THE EXERCISE: Images are not part of the copy; write out the rest of the data exactly as given.

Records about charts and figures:
◆ ◆ ◆ ◆

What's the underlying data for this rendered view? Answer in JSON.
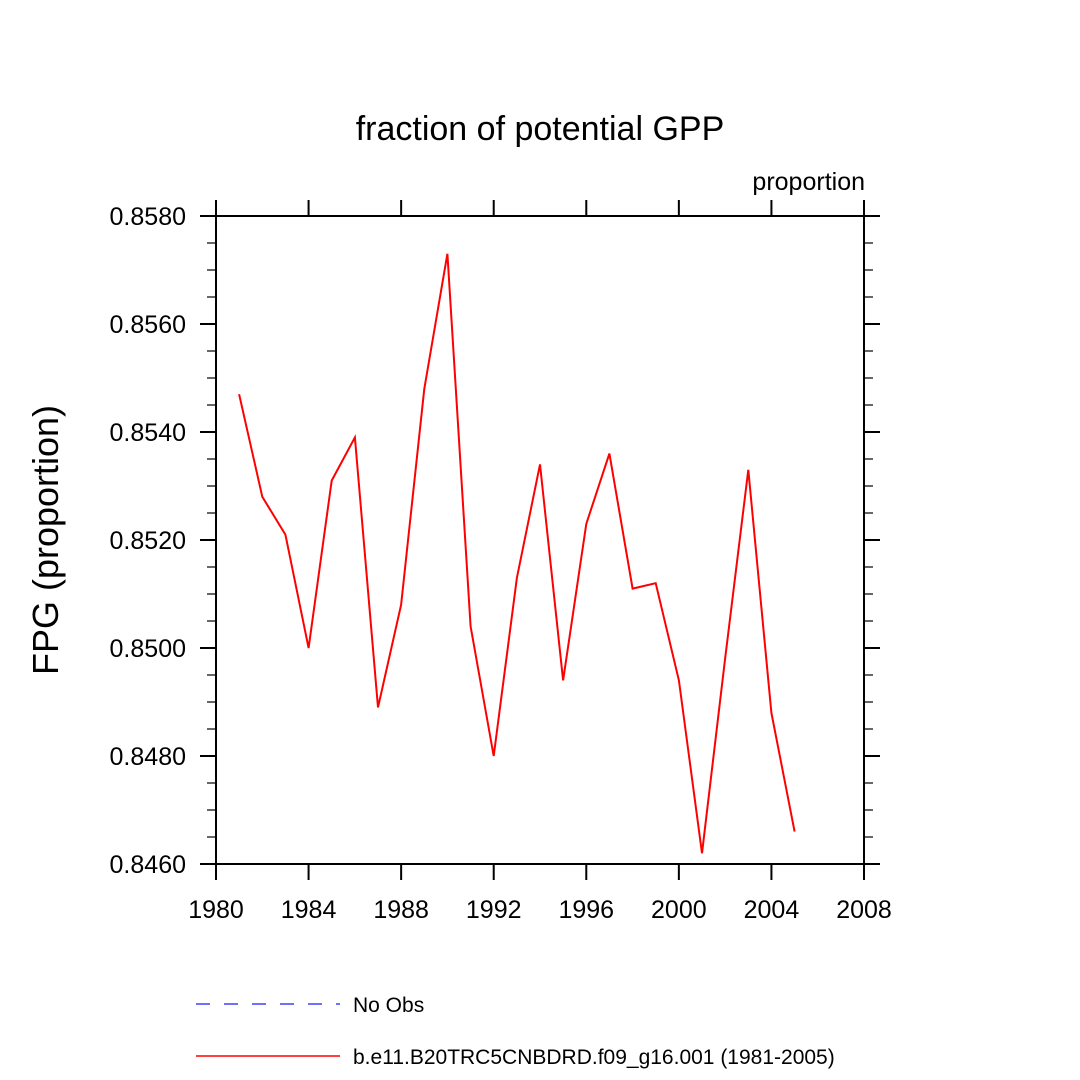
{
  "chart_data": {
    "type": "line",
    "title": "fraction of potential GPP",
    "units_label": "proportion",
    "ylabel": "FPG  (proportion)",
    "xlabel": "",
    "xlim": [
      1980,
      2008
    ],
    "ylim": [
      0.846,
      0.858
    ],
    "x_ticks": [
      1980,
      1984,
      1988,
      1992,
      1996,
      2000,
      2004,
      2008
    ],
    "x_tick_labels": [
      "1980",
      "1984",
      "1988",
      "1992",
      "1996",
      "2000",
      "2004",
      "2008"
    ],
    "y_ticks": [
      0.846,
      0.848,
      0.85,
      0.852,
      0.854,
      0.856,
      0.858
    ],
    "y_tick_labels": [
      "0.8460",
      "0.8480",
      "0.8500",
      "0.8520",
      "0.8540",
      "0.8560",
      "0.8580"
    ],
    "grid": false,
    "legend_position": "bottom",
    "series": [
      {
        "name": "No Obs",
        "color": "#4040ff",
        "dash": "dashed",
        "x": [],
        "y": []
      },
      {
        "name": "b.e11.B20TRC5CNBDRD.f09_g16.001 (1981-2005)",
        "color": "#ff0000",
        "dash": "solid",
        "x": [
          1981,
          1982,
          1983,
          1984,
          1985,
          1986,
          1987,
          1988,
          1989,
          1990,
          1991,
          1992,
          1993,
          1994,
          1995,
          1996,
          1997,
          1998,
          1999,
          2000,
          2001,
          2002,
          2003,
          2004,
          2005
        ],
        "y": [
          0.8547,
          0.8528,
          0.8521,
          0.85,
          0.8531,
          0.8539,
          0.8489,
          0.8508,
          0.8548,
          0.8573,
          0.8504,
          0.848,
          0.8513,
          0.8534,
          0.8494,
          0.8523,
          0.8536,
          0.8511,
          0.8512,
          0.8494,
          0.8462,
          0.8498,
          0.8533,
          0.8488,
          0.8466
        ]
      }
    ]
  }
}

◆ ◆ ◆ ◆

THE OUTPUT:
What's the underlying data for this rendered view? Answer in JSON.
{
  "chart_data": {
    "type": "line",
    "title": "fraction of potential GPP",
    "units_label": "proportion",
    "ylabel": "FPG  (proportion)",
    "xlabel": "",
    "xlim": [
      1980,
      2008
    ],
    "ylim": [
      0.846,
      0.858
    ],
    "x_ticks": [
      1980,
      1984,
      1988,
      1992,
      1996,
      2000,
      2004,
      2008
    ],
    "x_tick_labels": [
      "1980",
      "1984",
      "1988",
      "1992",
      "1996",
      "2000",
      "2004",
      "2008"
    ],
    "y_ticks": [
      0.846,
      0.848,
      0.85,
      0.852,
      0.854,
      0.856,
      0.858
    ],
    "y_tick_labels": [
      "0.8460",
      "0.8480",
      "0.8500",
      "0.8520",
      "0.8540",
      "0.8560",
      "0.8580"
    ],
    "grid": false,
    "legend_position": "bottom",
    "series": [
      {
        "name": "No Obs",
        "color": "#4040ff",
        "dash": "dashed",
        "x": [],
        "y": []
      },
      {
        "name": "b.e11.B20TRC5CNBDRD.f09_g16.001 (1981-2005)",
        "color": "#ff0000",
        "dash": "solid",
        "x": [
          1981,
          1982,
          1983,
          1984,
          1985,
          1986,
          1987,
          1988,
          1989,
          1990,
          1991,
          1992,
          1993,
          1994,
          1995,
          1996,
          1997,
          1998,
          1999,
          2000,
          2001,
          2002,
          2003,
          2004,
          2005
        ],
        "y": [
          0.8547,
          0.8528,
          0.8521,
          0.85,
          0.8531,
          0.8539,
          0.8489,
          0.8508,
          0.8548,
          0.8573,
          0.8504,
          0.848,
          0.8513,
          0.8534,
          0.8494,
          0.8523,
          0.8536,
          0.8511,
          0.8512,
          0.8494,
          0.8462,
          0.8498,
          0.8533,
          0.8488,
          0.8466
        ]
      }
    ]
  }
}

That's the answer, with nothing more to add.